---------- Material supplied

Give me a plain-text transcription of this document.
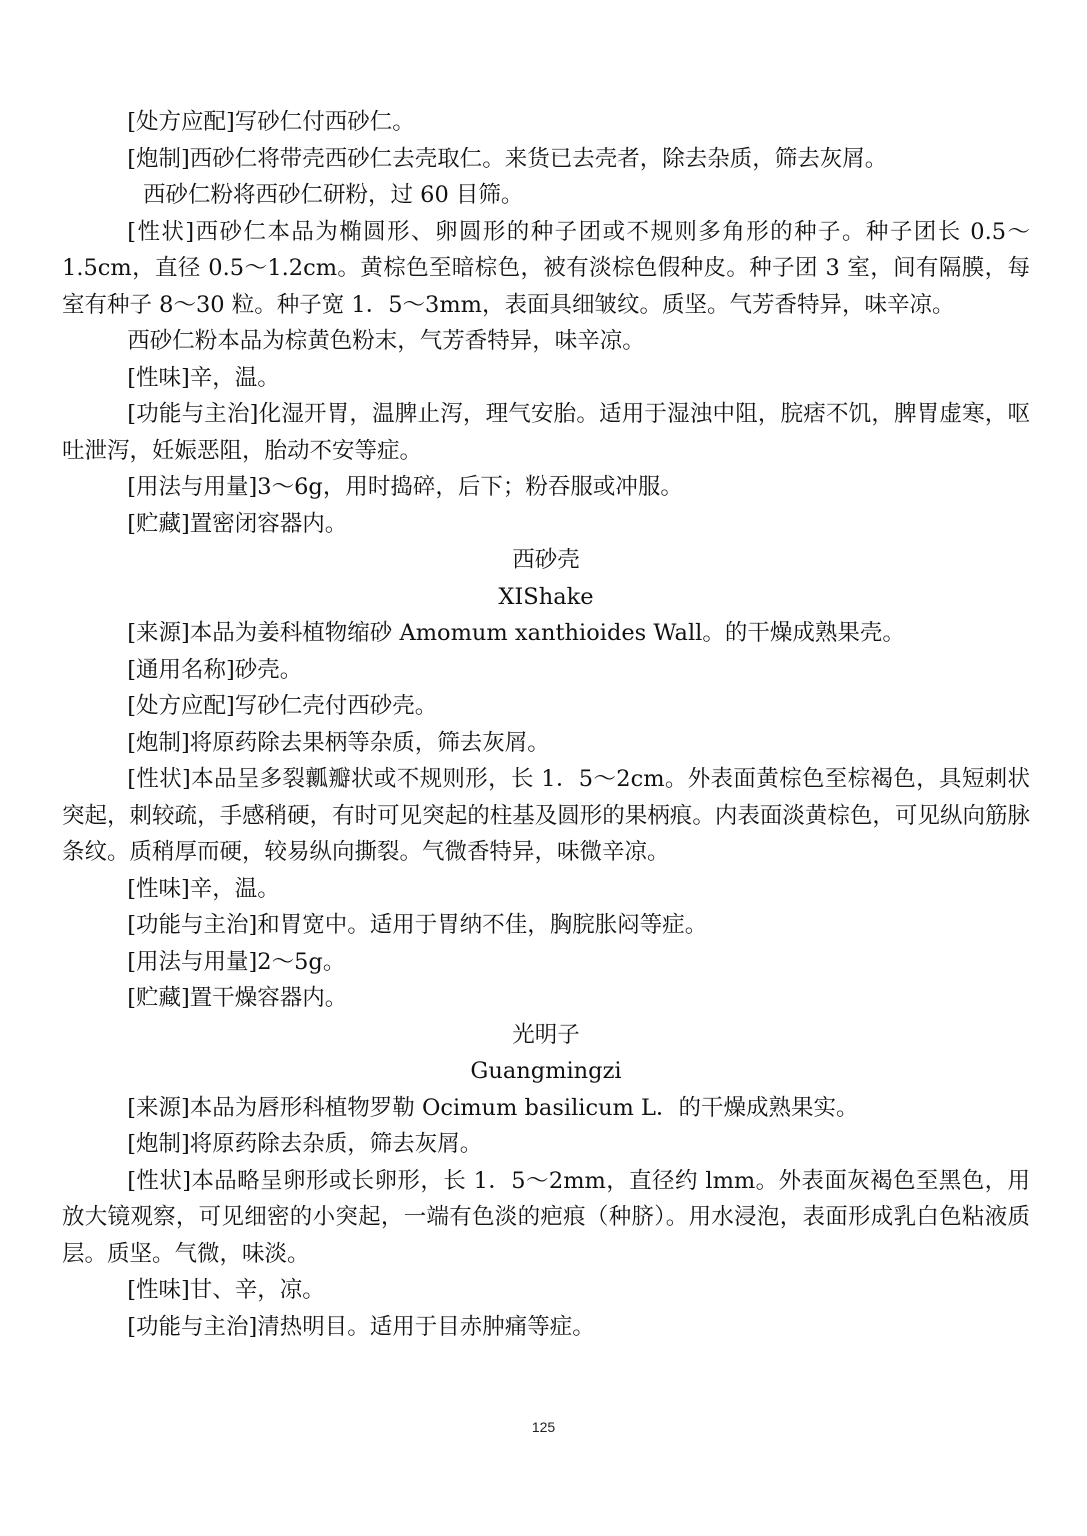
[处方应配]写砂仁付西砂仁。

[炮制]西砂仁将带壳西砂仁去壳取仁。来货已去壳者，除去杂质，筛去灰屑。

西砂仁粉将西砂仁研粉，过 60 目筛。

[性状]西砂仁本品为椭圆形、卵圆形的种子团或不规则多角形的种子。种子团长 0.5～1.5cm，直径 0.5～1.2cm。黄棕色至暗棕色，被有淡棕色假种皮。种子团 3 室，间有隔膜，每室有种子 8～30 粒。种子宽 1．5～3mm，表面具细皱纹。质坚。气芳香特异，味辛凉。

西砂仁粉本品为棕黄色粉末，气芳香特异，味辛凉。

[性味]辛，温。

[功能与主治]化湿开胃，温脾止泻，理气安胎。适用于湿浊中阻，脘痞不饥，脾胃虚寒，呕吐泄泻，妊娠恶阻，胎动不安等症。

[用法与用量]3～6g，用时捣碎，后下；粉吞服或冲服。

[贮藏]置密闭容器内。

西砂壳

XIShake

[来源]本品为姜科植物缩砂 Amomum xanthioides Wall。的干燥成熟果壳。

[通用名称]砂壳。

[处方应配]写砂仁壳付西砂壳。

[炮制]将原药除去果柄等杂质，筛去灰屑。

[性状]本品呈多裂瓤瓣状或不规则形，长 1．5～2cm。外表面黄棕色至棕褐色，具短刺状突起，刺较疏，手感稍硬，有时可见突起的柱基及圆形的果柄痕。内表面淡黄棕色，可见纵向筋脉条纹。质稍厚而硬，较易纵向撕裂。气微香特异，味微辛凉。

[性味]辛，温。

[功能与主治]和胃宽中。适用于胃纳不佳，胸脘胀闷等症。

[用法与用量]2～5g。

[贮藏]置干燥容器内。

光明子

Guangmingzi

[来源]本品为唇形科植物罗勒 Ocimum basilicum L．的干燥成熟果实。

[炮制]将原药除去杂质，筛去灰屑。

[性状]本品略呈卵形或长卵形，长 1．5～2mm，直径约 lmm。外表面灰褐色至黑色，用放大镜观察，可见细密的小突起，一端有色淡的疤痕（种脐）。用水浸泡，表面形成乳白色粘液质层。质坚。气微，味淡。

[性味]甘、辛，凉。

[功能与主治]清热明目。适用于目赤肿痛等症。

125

--------------------

**Aim**
Quote the material exactly. Pictures stay out.

**Exercise output**
Give me a plain-text transcription of this document.
[处方应配]写砂仁付西砂仁。

[炮制]西砂仁将带壳西砂仁去壳取仁。来货已去壳者，除去杂质，筛去灰屑。

西砂仁粉将西砂仁研粉，过 60 目筛。

[性状]西砂仁本品为椭圆形、卵圆形的种子团或不规则多角形的种子。种子团长 0.5～1.5cm，直径 0.5～1.2cm。黄棕色至暗棕色，被有淡棕色假种皮。种子团 3 室，间有隔膜，每室有种子 8～30 粒。种子宽 1．5～3mm，表面具细皱纹。质坚。气芳香特异，味辛凉。

西砂仁粉本品为棕黄色粉末，气芳香特异，味辛凉。

[性味]辛，温。

[功能与主治]化湿开胃，温脾止泻，理气安胎。适用于湿浊中阻，脘痞不饥，脾胃虚寒，呕吐泄泻，妊娠恶阻，胎动不安等症。

[用法与用量]3～6g，用时捣碎，后下；粉吞服或冲服。

[贮藏]置密闭容器内。

西砂壳

XIShake

[来源]本品为姜科植物缩砂 Amomum xanthioides Wall。的干燥成熟果壳。

[通用名称]砂壳。

[处方应配]写砂仁壳付西砂壳。

[炮制]将原药除去果柄等杂质，筛去灰屑。

[性状]本品呈多裂瓤瓣状或不规则形，长 1．5～2cm。外表面黄棕色至棕褐色，具短刺状突起，刺较疏，手感稍硬，有时可见突起的柱基及圆形的果柄痕。内表面淡黄棕色，可见纵向筋脉条纹。质稍厚而硬，较易纵向撕裂。气微香特异，味微辛凉。

[性味]辛，温。

[功能与主治]和胃宽中。适用于胃纳不佳，胸脘胀闷等症。

[用法与用量]2～5g。

[贮藏]置干燥容器内。

光明子

Guangmingzi

[来源]本品为唇形科植物罗勒 Ocimum basilicum L．的干燥成熟果实。

[炮制]将原药除去杂质，筛去灰屑。

[性状]本品略呈卵形或长卵形，长 1．5～2mm，直径约 lmm。外表面灰褐色至黑色，用放大镜观察，可见细密的小突起，一端有色淡的疤痕（种脐）。用水浸泡，表面形成乳白色粘液质层。质坚。气微，味淡。

[性味]甘、辛，凉。

[功能与主治]清热明目。适用于目赤肿痛等症。

125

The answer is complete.